• **EXERCISE BRIEF**: Please print every record below exactly as it appears.

• **INFORMATION PROVIDED**:
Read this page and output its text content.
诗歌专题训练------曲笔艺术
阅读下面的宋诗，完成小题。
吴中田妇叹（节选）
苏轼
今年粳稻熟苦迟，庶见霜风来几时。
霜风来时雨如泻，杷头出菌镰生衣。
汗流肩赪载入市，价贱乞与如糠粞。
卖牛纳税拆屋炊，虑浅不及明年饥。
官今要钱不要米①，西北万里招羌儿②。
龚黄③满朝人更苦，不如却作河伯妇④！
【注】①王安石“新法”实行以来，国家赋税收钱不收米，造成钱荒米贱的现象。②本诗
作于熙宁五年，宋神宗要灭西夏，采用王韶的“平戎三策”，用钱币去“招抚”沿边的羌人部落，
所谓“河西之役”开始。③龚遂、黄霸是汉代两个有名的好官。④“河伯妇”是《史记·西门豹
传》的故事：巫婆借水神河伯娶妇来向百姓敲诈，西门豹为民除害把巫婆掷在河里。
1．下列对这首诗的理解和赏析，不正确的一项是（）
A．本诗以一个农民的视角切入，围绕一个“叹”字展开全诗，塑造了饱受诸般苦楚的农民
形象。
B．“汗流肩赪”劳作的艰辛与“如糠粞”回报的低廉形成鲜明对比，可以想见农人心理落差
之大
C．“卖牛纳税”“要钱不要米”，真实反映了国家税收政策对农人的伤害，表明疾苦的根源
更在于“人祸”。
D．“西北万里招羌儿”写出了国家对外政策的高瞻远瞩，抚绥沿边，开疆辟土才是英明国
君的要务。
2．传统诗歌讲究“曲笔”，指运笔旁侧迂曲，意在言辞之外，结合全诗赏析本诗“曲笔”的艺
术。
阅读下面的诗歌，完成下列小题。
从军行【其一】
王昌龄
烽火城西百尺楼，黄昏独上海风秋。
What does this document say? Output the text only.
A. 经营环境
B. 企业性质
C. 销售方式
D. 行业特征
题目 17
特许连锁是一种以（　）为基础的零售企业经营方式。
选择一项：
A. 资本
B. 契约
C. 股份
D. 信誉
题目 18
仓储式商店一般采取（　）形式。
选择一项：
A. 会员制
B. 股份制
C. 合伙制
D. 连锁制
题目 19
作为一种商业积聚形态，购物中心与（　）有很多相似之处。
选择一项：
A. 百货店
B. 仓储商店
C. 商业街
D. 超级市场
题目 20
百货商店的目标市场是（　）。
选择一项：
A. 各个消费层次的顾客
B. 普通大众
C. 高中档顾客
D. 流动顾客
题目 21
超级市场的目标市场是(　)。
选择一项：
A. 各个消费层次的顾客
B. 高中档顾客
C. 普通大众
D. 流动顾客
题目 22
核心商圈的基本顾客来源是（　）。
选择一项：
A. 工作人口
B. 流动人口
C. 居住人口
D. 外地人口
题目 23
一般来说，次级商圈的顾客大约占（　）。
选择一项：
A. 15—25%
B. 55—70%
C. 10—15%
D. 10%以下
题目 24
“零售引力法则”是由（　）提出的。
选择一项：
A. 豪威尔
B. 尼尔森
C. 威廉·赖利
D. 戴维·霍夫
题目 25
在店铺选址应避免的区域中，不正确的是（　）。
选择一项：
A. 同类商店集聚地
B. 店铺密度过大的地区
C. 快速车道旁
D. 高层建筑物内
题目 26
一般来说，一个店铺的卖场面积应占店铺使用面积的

• **EXERCISE OUTPUT**:
Read this page and output its text content.
诗歌专题训练------曲笔艺术
阅读下面的宋诗，完成小题。
吴中田妇叹（节选）
苏轼
今年粳稻熟苦迟，庶见霜风来几时。
霜风来时雨如泻，杷头出菌镰生衣。
汗流肩赪载入市，价贱乞与如糠粞。
卖牛纳税拆屋炊，虑浅不及明年饥。
官今要钱不要米①，西北万里招羌儿②。
龚黄③满朝人更苦，不如却作河伯妇④！
【注】①王安石“新法”实行以来，国家赋税收钱不收米，造成钱荒米贱的现象。②本诗
作于熙宁五年，宋神宗要灭西夏，采用王韶的“平戎三策”，用钱币去“招抚”沿边的羌人部落，
所谓“河西之役”开始。③龚遂、黄霸是汉代两个有名的好官。④“河伯妇”是《史记·西门豹
传》的故事：巫婆借水神河伯娶妇来向百姓敲诈，西门豹为民除害把巫婆掷在河里。
1．下列对这首诗的理解和赏析，不正确的一项是（）
A．本诗以一个农民的视角切入，围绕一个“叹”字展开全诗，塑造了饱受诸般苦楚的农民
形象。
B．“汗流肩赪”劳作的艰辛与“如糠粞”回报的低廉形成鲜明对比，可以想见农人心理落差
之大
C．“卖牛纳税”“要钱不要米”，真实反映了国家税收政策对农人的伤害，表明疾苦的根源
更在于“人祸”。
D．“西北万里招羌儿”写出了国家对外政策的高瞻远瞩，抚绥沿边，开疆辟土才是英明国
君的要务。
2．传统诗歌讲究“曲笔”，指运笔旁侧迂曲，意在言辞之外，结合全诗赏析本诗“曲笔”的艺
术。
阅读下面的诗歌，完成下列小题。
从军行【其一】
王昌龄
烽火城西百尺楼，黄昏独上海风秋。
What does this document say? Output the text only.
A. 经营环境
B. 企业性质
C. 销售方式
D. 行业特征
题目 17
特许连锁是一种以（　）为基础的零售企业经营方式。
选择一项：
A. 资本
B. 契约
C. 股份
D. 信誉
题目 18
仓储式商店一般采取（　）形式。
选择一项：
A. 会员制
B. 股份制
C. 合伙制
D. 连锁制
题目 19
作为一种商业积聚形态，购物中心与（　）有很多相似之处。
选择一项：
A. 百货店
B. 仓储商店
C. 商业街
D. 超级市场
题目 20
百货商店的目标市场是（　）。
选择一项：
A. 各个消费层次的顾客
B. 普通大众
C. 高中档顾客
D. 流动顾客
题目 21
超级市场的目标市场是(　)。
选择一项：
A. 各个消费层次的顾客
B. 高中档顾客
C. 普通大众
D. 流动顾客
题目 22
核心商圈的基本顾客来源是（　）。
选择一项：
A. 工作人口
B. 流动人口
C. 居住人口
D. 外地人口
题目 23
一般来说，次级商圈的顾客大约占（　）。
选择一项：
A. 15—25%
B. 55—70%
C. 10—15%
D. 10%以下
题目 24
“零售引力法则”是由（　）提出的。
选择一项：
A. 豪威尔
B. 尼尔森
C. 威廉·赖利
D. 戴维·霍夫
题目 25
在店铺选址应避免的区域中，不正确的是（　）。
选择一项：
A. 同类商店集聚地
B. 店铺密度过大的地区
C. 快速车道旁
D. 高层建筑物内
题目 26
一般来说，一个店铺的卖场面积应占店铺使用面积的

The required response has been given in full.